### WRITTEN REQUEST
Omit any picture, and return the remaining data exactly as written.
********
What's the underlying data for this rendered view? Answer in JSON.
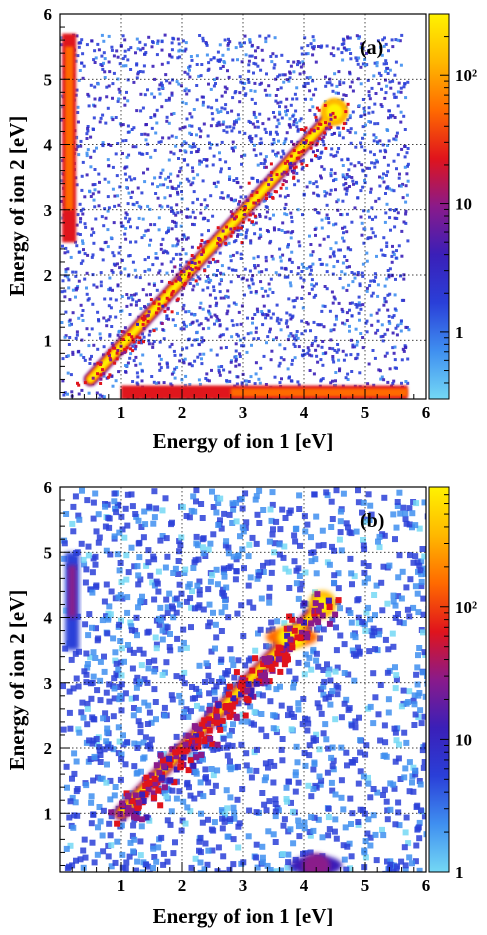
{
  "colors": {
    "scale": [
      "#74d8f5",
      "#3f8ff0",
      "#2a3fd8",
      "#3a1fb8",
      "#8a1a8a",
      "#e0141c",
      "#ff6a00",
      "#ffb800",
      "#fff200"
    ],
    "grid": "#000000",
    "frame": "#000000"
  },
  "chart_data": [
    {
      "type": "heatmap",
      "panel_label": "(a)",
      "xlabel": "Energy of ion 1 [eV]",
      "ylabel": "Energy of ion 2 [eV]",
      "xlim": [
        0,
        6
      ],
      "ylim": [
        0.1,
        6
      ],
      "x_ticks": [
        "1",
        "2",
        "3",
        "4",
        "5",
        "6"
      ],
      "y_ticks": [
        "1",
        "2",
        "3",
        "4",
        "5",
        "6"
      ],
      "grid": true,
      "colorbar": {
        "scale": "log",
        "range": [
          0.3,
          300
        ],
        "ticks": [
          "1",
          "10",
          "10²"
        ]
      },
      "features": [
        {
          "feature": "diagonal band",
          "from": [
            0.5,
            0.4
          ],
          "to": [
            4.5,
            4.5
          ],
          "peak_counts": 250
        },
        {
          "feature": "vertical band at low ion 1 energy",
          "x": 0.15,
          "y_range": [
            2.5,
            5.7
          ],
          "peak_counts": 60
        },
        {
          "feature": "horizontal band at low ion 2 energy",
          "y": 0.2,
          "x_range": [
            1.0,
            5.7
          ],
          "peak_counts": 60
        },
        {
          "feature": "diffuse background",
          "x_range": [
            0,
            5.7
          ],
          "y_range": [
            0.1,
            5.7
          ],
          "typical_counts": 1
        }
      ]
    },
    {
      "type": "heatmap",
      "panel_label": "(b)",
      "xlabel": "Energy of ion 1 [eV]",
      "ylabel": "Energy of ion 2 [eV]",
      "xlim": [
        0,
        6
      ],
      "ylim": [
        0.1,
        6
      ],
      "x_ticks": [
        "1",
        "2",
        "3",
        "4",
        "5",
        "6"
      ],
      "y_ticks": [
        "1",
        "2",
        "3",
        "4",
        "5",
        "6"
      ],
      "grid": true,
      "colorbar": {
        "scale": "log",
        "range": [
          1,
          800
        ],
        "ticks": [
          "1",
          "10",
          "10²"
        ]
      },
      "features": [
        {
          "feature": "diagonal band",
          "from": [
            1.0,
            1.0
          ],
          "to": [
            4.3,
            4.2
          ],
          "peak_counts": 600
        },
        {
          "feature": "hot spot",
          "x": 3.8,
          "y": 3.7,
          "peak_counts": 700
        },
        {
          "feature": "horizontal blob at low ion 2 energy",
          "x": 4.2,
          "y": 0.2,
          "peak_counts": 40
        },
        {
          "feature": "band at low ion 1 energy",
          "x": 0.2,
          "y_range": [
            3.5,
            5.0
          ],
          "peak_counts": 20
        },
        {
          "feature": "diffuse background",
          "x_range": [
            0,
            6
          ],
          "y_range": [
            0.1,
            6
          ],
          "typical_counts": 2
        }
      ]
    }
  ]
}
********
### ANSWER IN FULL
What's the underlying data for this rendered view? Answer in JSON.
{
  "colors": {
    "scale": [
      "#74d8f5",
      "#3f8ff0",
      "#2a3fd8",
      "#3a1fb8",
      "#8a1a8a",
      "#e0141c",
      "#ff6a00",
      "#ffb800",
      "#fff200"
    ],
    "grid": "#000000",
    "frame": "#000000"
  },
  "chart_data": [
    {
      "type": "heatmap",
      "panel_label": "(a)",
      "xlabel": "Energy of ion 1 [eV]",
      "ylabel": "Energy of ion 2 [eV]",
      "xlim": [
        0,
        6
      ],
      "ylim": [
        0.1,
        6
      ],
      "x_ticks": [
        "1",
        "2",
        "3",
        "4",
        "5",
        "6"
      ],
      "y_ticks": [
        "1",
        "2",
        "3",
        "4",
        "5",
        "6"
      ],
      "grid": true,
      "colorbar": {
        "scale": "log",
        "range": [
          0.3,
          300
        ],
        "ticks": [
          "1",
          "10",
          "10²"
        ]
      },
      "features": [
        {
          "feature": "diagonal band",
          "from": [
            0.5,
            0.4
          ],
          "to": [
            4.5,
            4.5
          ],
          "peak_counts": 250
        },
        {
          "feature": "vertical band at low ion 1 energy",
          "x": 0.15,
          "y_range": [
            2.5,
            5.7
          ],
          "peak_counts": 60
        },
        {
          "feature": "horizontal band at low ion 2 energy",
          "y": 0.2,
          "x_range": [
            1.0,
            5.7
          ],
          "peak_counts": 60
        },
        {
          "feature": "diffuse background",
          "x_range": [
            0,
            5.7
          ],
          "y_range": [
            0.1,
            5.7
          ],
          "typical_counts": 1
        }
      ]
    },
    {
      "type": "heatmap",
      "panel_label": "(b)",
      "xlabel": "Energy of ion 1 [eV]",
      "ylabel": "Energy of ion 2 [eV]",
      "xlim": [
        0,
        6
      ],
      "ylim": [
        0.1,
        6
      ],
      "x_ticks": [
        "1",
        "2",
        "3",
        "4",
        "5",
        "6"
      ],
      "y_ticks": [
        "1",
        "2",
        "3",
        "4",
        "5",
        "6"
      ],
      "grid": true,
      "colorbar": {
        "scale": "log",
        "range": [
          1,
          800
        ],
        "ticks": [
          "1",
          "10",
          "10²"
        ]
      },
      "features": [
        {
          "feature": "diagonal band",
          "from": [
            1.0,
            1.0
          ],
          "to": [
            4.3,
            4.2
          ],
          "peak_counts": 600
        },
        {
          "feature": "hot spot",
          "x": 3.8,
          "y": 3.7,
          "peak_counts": 700
        },
        {
          "feature": "horizontal blob at low ion 2 energy",
          "x": 4.2,
          "y": 0.2,
          "peak_counts": 40
        },
        {
          "feature": "band at low ion 1 energy",
          "x": 0.2,
          "y_range": [
            3.5,
            5.0
          ],
          "peak_counts": 20
        },
        {
          "feature": "diffuse background",
          "x_range": [
            0,
            6
          ],
          "y_range": [
            0.1,
            6
          ],
          "typical_counts": 2
        }
      ]
    }
  ]
}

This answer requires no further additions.